Copy all records verbatim.

• • • • • • •

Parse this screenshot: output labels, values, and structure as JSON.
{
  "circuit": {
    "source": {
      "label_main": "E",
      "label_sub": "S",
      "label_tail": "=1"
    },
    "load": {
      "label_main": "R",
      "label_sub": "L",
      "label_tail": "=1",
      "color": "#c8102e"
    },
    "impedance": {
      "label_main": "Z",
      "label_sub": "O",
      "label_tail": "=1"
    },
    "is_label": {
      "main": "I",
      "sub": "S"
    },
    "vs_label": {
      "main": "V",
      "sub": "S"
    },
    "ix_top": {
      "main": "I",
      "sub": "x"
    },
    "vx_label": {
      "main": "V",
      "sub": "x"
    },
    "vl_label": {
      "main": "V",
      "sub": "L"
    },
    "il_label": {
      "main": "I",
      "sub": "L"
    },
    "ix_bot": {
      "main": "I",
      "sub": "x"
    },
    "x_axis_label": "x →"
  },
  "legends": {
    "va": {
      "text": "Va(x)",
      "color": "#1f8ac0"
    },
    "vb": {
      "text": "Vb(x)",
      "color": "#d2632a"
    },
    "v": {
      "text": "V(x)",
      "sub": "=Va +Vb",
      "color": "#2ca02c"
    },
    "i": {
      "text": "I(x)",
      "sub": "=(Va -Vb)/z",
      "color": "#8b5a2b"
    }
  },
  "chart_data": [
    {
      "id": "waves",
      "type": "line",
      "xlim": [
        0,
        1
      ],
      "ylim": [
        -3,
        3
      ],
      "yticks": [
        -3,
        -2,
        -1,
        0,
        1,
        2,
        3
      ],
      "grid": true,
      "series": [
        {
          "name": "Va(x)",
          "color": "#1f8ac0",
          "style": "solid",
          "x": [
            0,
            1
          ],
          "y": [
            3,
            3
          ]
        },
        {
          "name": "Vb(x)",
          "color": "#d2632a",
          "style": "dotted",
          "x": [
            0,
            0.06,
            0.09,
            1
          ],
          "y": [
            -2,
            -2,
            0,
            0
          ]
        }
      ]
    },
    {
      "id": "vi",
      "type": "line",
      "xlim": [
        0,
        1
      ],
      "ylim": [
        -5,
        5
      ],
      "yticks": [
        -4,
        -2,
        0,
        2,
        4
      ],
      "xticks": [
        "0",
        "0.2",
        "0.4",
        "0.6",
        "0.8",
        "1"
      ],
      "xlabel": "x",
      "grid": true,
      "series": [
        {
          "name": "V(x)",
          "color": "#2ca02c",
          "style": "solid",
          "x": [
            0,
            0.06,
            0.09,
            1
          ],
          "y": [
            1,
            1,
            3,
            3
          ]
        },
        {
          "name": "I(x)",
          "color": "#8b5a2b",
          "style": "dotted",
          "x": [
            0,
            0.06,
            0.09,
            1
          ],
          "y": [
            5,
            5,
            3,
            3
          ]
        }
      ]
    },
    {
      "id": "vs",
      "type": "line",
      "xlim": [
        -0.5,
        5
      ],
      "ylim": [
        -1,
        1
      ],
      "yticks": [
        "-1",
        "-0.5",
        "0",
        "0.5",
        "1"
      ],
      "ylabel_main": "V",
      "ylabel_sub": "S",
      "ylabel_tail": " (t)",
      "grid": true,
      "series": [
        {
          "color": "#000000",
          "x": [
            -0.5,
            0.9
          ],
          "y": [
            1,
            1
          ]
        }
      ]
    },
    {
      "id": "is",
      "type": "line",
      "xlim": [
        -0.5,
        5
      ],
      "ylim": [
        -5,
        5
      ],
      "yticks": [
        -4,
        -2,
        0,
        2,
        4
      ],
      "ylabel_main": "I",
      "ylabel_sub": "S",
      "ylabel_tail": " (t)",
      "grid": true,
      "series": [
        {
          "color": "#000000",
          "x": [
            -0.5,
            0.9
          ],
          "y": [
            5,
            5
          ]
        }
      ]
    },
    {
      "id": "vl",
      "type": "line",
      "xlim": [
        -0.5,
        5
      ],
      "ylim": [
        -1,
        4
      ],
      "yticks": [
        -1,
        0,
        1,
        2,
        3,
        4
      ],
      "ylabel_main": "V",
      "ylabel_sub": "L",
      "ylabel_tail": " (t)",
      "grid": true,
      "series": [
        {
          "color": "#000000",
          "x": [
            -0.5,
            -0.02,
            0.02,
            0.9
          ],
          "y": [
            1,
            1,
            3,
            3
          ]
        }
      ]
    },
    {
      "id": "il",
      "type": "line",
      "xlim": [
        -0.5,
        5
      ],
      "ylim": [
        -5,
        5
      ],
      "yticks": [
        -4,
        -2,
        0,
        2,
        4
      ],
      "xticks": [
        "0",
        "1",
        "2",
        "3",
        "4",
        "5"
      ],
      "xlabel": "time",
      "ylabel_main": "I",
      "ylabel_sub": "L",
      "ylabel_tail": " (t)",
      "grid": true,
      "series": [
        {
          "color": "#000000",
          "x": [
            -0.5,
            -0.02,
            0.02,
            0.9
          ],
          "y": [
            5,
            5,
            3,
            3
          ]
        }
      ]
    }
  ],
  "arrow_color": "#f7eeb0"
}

• • • • • • •

> _Solution to this task_:
Parse this screenshot: output labels, values, and structure as JSON.
{
  "circuit": {
    "source": {
      "label_main": "E",
      "label_sub": "S",
      "label_tail": "=1"
    },
    "load": {
      "label_main": "R",
      "label_sub": "L",
      "label_tail": "=1",
      "color": "#c8102e"
    },
    "impedance": {
      "label_main": "Z",
      "label_sub": "O",
      "label_tail": "=1"
    },
    "is_label": {
      "main": "I",
      "sub": "S"
    },
    "vs_label": {
      "main": "V",
      "sub": "S"
    },
    "ix_top": {
      "main": "I",
      "sub": "x"
    },
    "vx_label": {
      "main": "V",
      "sub": "x"
    },
    "vl_label": {
      "main": "V",
      "sub": "L"
    },
    "il_label": {
      "main": "I",
      "sub": "L"
    },
    "ix_bot": {
      "main": "I",
      "sub": "x"
    },
    "x_axis_label": "x →"
  },
  "legends": {
    "va": {
      "text": "Va(x)",
      "color": "#1f8ac0"
    },
    "vb": {
      "text": "Vb(x)",
      "color": "#d2632a"
    },
    "v": {
      "text": "V(x)",
      "sub": "=Va +Vb",
      "color": "#2ca02c"
    },
    "i": {
      "text": "I(x)",
      "sub": "=(Va -Vb)/z",
      "color": "#8b5a2b"
    }
  },
  "chart_data": [
    {
      "id": "waves",
      "type": "line",
      "xlim": [
        0,
        1
      ],
      "ylim": [
        -3,
        3
      ],
      "yticks": [
        -3,
        -2,
        -1,
        0,
        1,
        2,
        3
      ],
      "grid": true,
      "series": [
        {
          "name": "Va(x)",
          "color": "#1f8ac0",
          "style": "solid",
          "x": [
            0,
            1
          ],
          "y": [
            3,
            3
          ]
        },
        {
          "name": "Vb(x)",
          "color": "#d2632a",
          "style": "dotted",
          "x": [
            0,
            0.06,
            0.09,
            1
          ],
          "y": [
            -2,
            -2,
            0,
            0
          ]
        }
      ]
    },
    {
      "id": "vi",
      "type": "line",
      "xlim": [
        0,
        1
      ],
      "ylim": [
        -5,
        5
      ],
      "yticks": [
        -4,
        -2,
        0,
        2,
        4
      ],
      "xticks": [
        "0",
        "0.2",
        "0.4",
        "0.6",
        "0.8",
        "1"
      ],
      "xlabel": "x",
      "grid": true,
      "series": [
        {
          "name": "V(x)",
          "color": "#2ca02c",
          "style": "solid",
          "x": [
            0,
            0.06,
            0.09,
            1
          ],
          "y": [
            1,
            1,
            3,
            3
          ]
        },
        {
          "name": "I(x)",
          "color": "#8b5a2b",
          "style": "dotted",
          "x": [
            0,
            0.06,
            0.09,
            1
          ],
          "y": [
            5,
            5,
            3,
            3
          ]
        }
      ]
    },
    {
      "id": "vs",
      "type": "line",
      "xlim": [
        -0.5,
        5
      ],
      "ylim": [
        -1,
        1
      ],
      "yticks": [
        "-1",
        "-0.5",
        "0",
        "0.5",
        "1"
      ],
      "ylabel_main": "V",
      "ylabel_sub": "S",
      "ylabel_tail": " (t)",
      "grid": true,
      "series": [
        {
          "color": "#000000",
          "x": [
            -0.5,
            0.9
          ],
          "y": [
            1,
            1
          ]
        }
      ]
    },
    {
      "id": "is",
      "type": "line",
      "xlim": [
        -0.5,
        5
      ],
      "ylim": [
        -5,
        5
      ],
      "yticks": [
        -4,
        -2,
        0,
        2,
        4
      ],
      "ylabel_main": "I",
      "ylabel_sub": "S",
      "ylabel_tail": " (t)",
      "grid": true,
      "series": [
        {
          "color": "#000000",
          "x": [
            -0.5,
            0.9
          ],
          "y": [
            5,
            5
          ]
        }
      ]
    },
    {
      "id": "vl",
      "type": "line",
      "xlim": [
        -0.5,
        5
      ],
      "ylim": [
        -1,
        4
      ],
      "yticks": [
        -1,
        0,
        1,
        2,
        3,
        4
      ],
      "ylabel_main": "V",
      "ylabel_sub": "L",
      "ylabel_tail": " (t)",
      "grid": true,
      "series": [
        {
          "color": "#000000",
          "x": [
            -0.5,
            -0.02,
            0.02,
            0.9
          ],
          "y": [
            1,
            1,
            3,
            3
          ]
        }
      ]
    },
    {
      "id": "il",
      "type": "line",
      "xlim": [
        -0.5,
        5
      ],
      "ylim": [
        -5,
        5
      ],
      "yticks": [
        -4,
        -2,
        0,
        2,
        4
      ],
      "xticks": [
        "0",
        "1",
        "2",
        "3",
        "4",
        "5"
      ],
      "xlabel": "time",
      "ylabel_main": "I",
      "ylabel_sub": "L",
      "ylabel_tail": " (t)",
      "grid": true,
      "series": [
        {
          "color": "#000000",
          "x": [
            -0.5,
            -0.02,
            0.02,
            0.9
          ],
          "y": [
            5,
            5,
            3,
            3
          ]
        }
      ]
    }
  ],
  "arrow_color": "#f7eeb0"
}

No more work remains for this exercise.